Data records:
■ ■ ■ ■
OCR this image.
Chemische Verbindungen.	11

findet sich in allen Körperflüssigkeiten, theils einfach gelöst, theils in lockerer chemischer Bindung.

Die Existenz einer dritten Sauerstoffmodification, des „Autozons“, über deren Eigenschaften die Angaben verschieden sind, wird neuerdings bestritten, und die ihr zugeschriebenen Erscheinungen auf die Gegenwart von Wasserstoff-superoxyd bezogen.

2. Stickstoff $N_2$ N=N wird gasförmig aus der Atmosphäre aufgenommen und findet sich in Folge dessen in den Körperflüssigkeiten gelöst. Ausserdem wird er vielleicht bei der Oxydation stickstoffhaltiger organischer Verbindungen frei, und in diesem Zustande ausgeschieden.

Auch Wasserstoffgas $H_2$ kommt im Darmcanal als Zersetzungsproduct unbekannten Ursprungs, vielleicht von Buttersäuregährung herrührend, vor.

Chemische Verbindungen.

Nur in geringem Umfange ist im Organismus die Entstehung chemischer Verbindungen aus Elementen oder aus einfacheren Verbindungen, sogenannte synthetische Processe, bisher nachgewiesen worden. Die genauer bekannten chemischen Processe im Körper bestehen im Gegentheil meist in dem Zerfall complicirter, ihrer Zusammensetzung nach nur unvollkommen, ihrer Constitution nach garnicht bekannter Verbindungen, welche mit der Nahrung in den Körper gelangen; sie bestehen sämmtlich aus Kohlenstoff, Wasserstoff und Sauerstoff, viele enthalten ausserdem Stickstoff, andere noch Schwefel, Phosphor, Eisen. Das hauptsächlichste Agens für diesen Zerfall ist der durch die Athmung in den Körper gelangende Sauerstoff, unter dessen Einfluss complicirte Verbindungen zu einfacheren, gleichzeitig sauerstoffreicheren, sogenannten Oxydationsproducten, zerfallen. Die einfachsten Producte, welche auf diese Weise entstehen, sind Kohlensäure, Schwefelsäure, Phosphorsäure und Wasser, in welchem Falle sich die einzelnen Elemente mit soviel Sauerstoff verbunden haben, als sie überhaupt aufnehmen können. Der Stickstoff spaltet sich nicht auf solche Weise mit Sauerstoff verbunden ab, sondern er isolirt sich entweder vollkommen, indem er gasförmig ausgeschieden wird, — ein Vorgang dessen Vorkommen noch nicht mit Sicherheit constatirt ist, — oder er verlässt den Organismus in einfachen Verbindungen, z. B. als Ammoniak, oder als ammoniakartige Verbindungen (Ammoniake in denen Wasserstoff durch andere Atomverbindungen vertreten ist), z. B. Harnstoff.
■ ■ ■ ■
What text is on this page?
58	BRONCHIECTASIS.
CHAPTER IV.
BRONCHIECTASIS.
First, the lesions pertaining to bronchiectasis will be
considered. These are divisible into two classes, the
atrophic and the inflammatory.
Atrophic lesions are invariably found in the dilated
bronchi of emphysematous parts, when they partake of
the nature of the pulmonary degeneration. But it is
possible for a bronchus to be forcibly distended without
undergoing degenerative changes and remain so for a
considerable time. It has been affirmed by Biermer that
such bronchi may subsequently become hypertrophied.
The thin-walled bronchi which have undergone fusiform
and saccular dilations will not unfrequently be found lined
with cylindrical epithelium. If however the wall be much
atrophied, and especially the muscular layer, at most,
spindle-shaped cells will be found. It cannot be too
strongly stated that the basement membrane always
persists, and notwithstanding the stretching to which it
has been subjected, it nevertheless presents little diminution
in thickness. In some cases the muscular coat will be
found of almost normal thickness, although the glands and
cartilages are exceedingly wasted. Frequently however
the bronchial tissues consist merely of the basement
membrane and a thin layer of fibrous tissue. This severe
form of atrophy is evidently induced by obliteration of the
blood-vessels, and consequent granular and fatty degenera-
■ ■ ■ ■
= Task details =
Reproduce every line above containing "thickness".

= Task response =
in thickness. In some cases the muscular coat will be
found of almost normal thickness, although the glands and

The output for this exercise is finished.